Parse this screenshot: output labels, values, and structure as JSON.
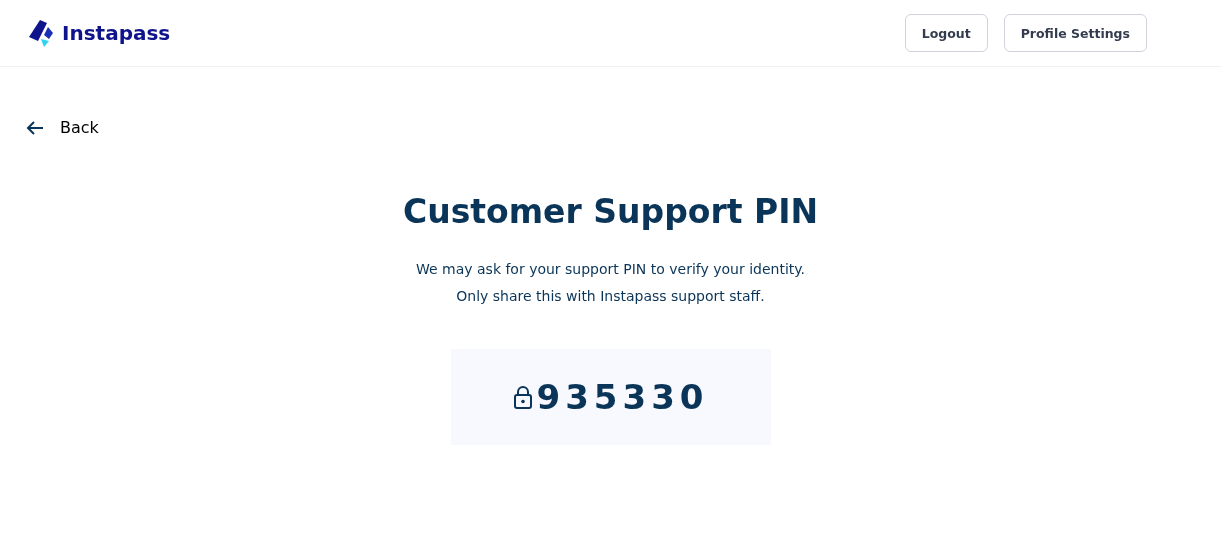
{
  "header": {
    "brand": "Instapass",
    "buttons": [
      "Logout",
      "Profile Settings"
    ]
  },
  "back": {
    "label": "Back"
  },
  "title": "Customer Support PIN",
  "description": [
    "We may ask for your support PIN to verify your identity.",
    "Only share this with Instapass support staff."
  ],
  "pin": "935330"
}
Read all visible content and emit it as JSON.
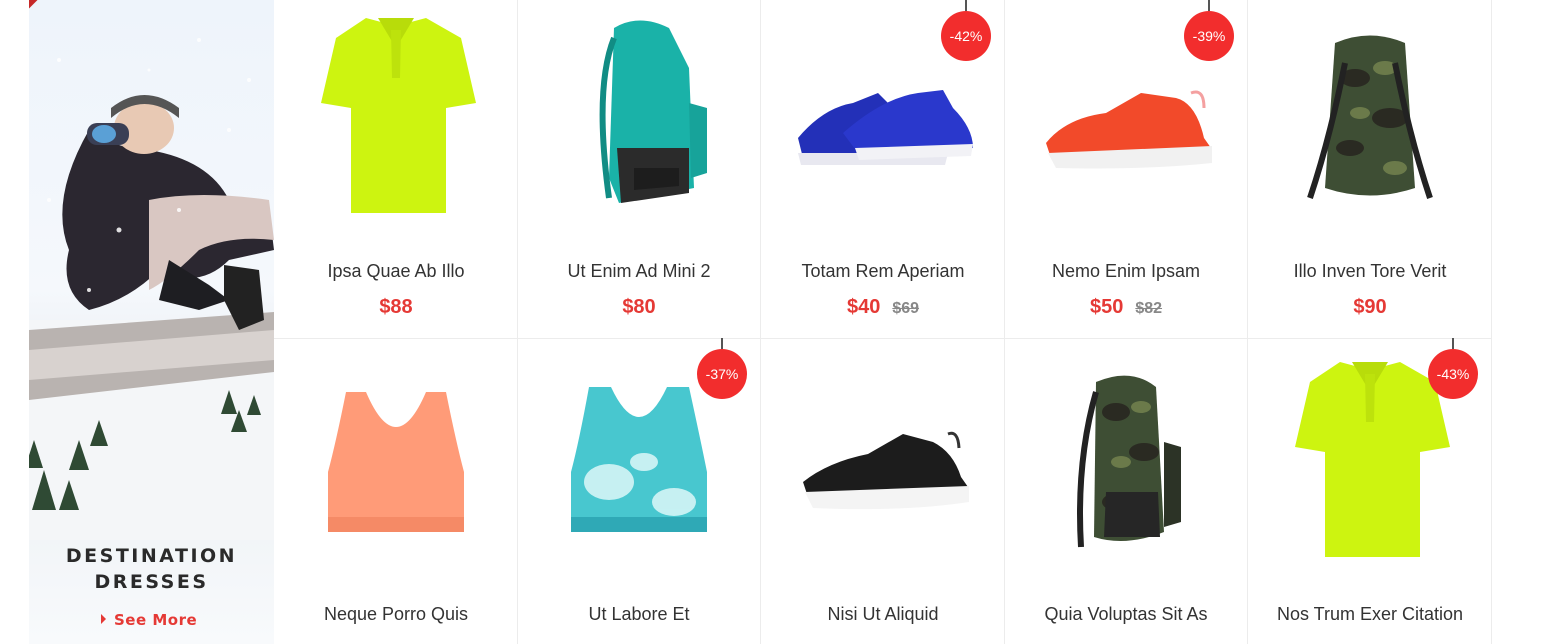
{
  "banner": {
    "title_line1": "DESTINATION",
    "title_line2": "DRESSES",
    "link": "See More"
  },
  "products": [
    {
      "name": "Ipsa Quae Ab Illo",
      "price": "$88",
      "old_price": "",
      "badge": "",
      "image": "lime-polo-shirt"
    },
    {
      "name": "Ut Enim Ad Mini 2",
      "price": "$80",
      "old_price": "",
      "badge": "",
      "image": "teal-backpack"
    },
    {
      "name": "Totam Rem Aperiam",
      "price": "$40",
      "old_price": "$69",
      "badge": "-42%",
      "image": "blue-sneakers"
    },
    {
      "name": "Nemo Enim Ipsam",
      "price": "$50",
      "old_price": "$82",
      "badge": "-39%",
      "image": "orange-sneaker"
    },
    {
      "name": "Illo Inven Tore Verit",
      "price": "$90",
      "old_price": "",
      "badge": "",
      "image": "camo-backpack-back"
    },
    {
      "name": "Neque Porro Quis",
      "price": "",
      "old_price": "",
      "badge": "",
      "image": "peach-sports-bra"
    },
    {
      "name": "Ut Labore Et",
      "price": "",
      "old_price": "",
      "badge": "-37%",
      "image": "tie-dye-sports-bra"
    },
    {
      "name": "Nisi Ut Aliquid",
      "price": "",
      "old_price": "",
      "badge": "",
      "image": "black-sneaker"
    },
    {
      "name": "Quia Voluptas Sit As",
      "price": "",
      "old_price": "",
      "badge": "",
      "image": "camo-backpack-side"
    },
    {
      "name": "Nos Trum Exer Citation",
      "price": "",
      "old_price": "",
      "badge": "-43%",
      "image": "lime-polo-shirt"
    }
  ],
  "colors": {
    "accent": "#e53935",
    "badge": "#f22d2d",
    "old_price": "#888888",
    "text": "#333333"
  }
}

════════════════════

_Task requirements_
Transcribe the entries above verbatim, omitting their pictures.

_Written reply_
Parse this screenshot: output labels, values, and structure as JSON.
{
  "header": {
    "brand": "Instapass",
    "buttons": [
      "Logout",
      "Profile Settings"
    ]
  },
  "back": {
    "label": "Back"
  },
  "title": "Customer Support PIN",
  "description": [
    "We may ask for your support PIN to verify your identity.",
    "Only share this with Instapass support staff."
  ],
  "pin": "935330"
}
Read all visible content and emit it as JSON.
{
  "banner": {
    "title_line1": "DESTINATION",
    "title_line2": "DRESSES",
    "link": "See More"
  },
  "products": [
    {
      "name": "Ipsa Quae Ab Illo",
      "price": "$88",
      "old_price": "",
      "badge": "",
      "image": "lime-polo-shirt"
    },
    {
      "name": "Ut Enim Ad Mini 2",
      "price": "$80",
      "old_price": "",
      "badge": "",
      "image": "teal-backpack"
    },
    {
      "name": "Totam Rem Aperiam",
      "price": "$40",
      "old_price": "$69",
      "badge": "-42%",
      "image": "blue-sneakers"
    },
    {
      "name": "Nemo Enim Ipsam",
      "price": "$50",
      "old_price": "$82",
      "badge": "-39%",
      "image": "orange-sneaker"
    },
    {
      "name": "Illo Inven Tore Verit",
      "price": "$90",
      "old_price": "",
      "badge": "",
      "image": "camo-backpack-back"
    },
    {
      "name": "Neque Porro Quis",
      "price": "",
      "old_price": "",
      "badge": "",
      "image": "peach-sports-bra"
    },
    {
      "name": "Ut Labore Et",
      "price": "",
      "old_price": "",
      "badge": "-37%",
      "image": "tie-dye-sports-bra"
    },
    {
      "name": "Nisi Ut Aliquid",
      "price": "",
      "old_price": "",
      "badge": "",
      "image": "black-sneaker"
    },
    {
      "name": "Quia Voluptas Sit As",
      "price": "",
      "old_price": "",
      "badge": "",
      "image": "camo-backpack-side"
    },
    {
      "name": "Nos Trum Exer Citation",
      "price": "",
      "old_price": "",
      "badge": "-43%",
      "image": "lime-polo-shirt"
    }
  ],
  "colors": {
    "accent": "#e53935",
    "badge": "#f22d2d",
    "old_price": "#888888",
    "text": "#333333"
  }
}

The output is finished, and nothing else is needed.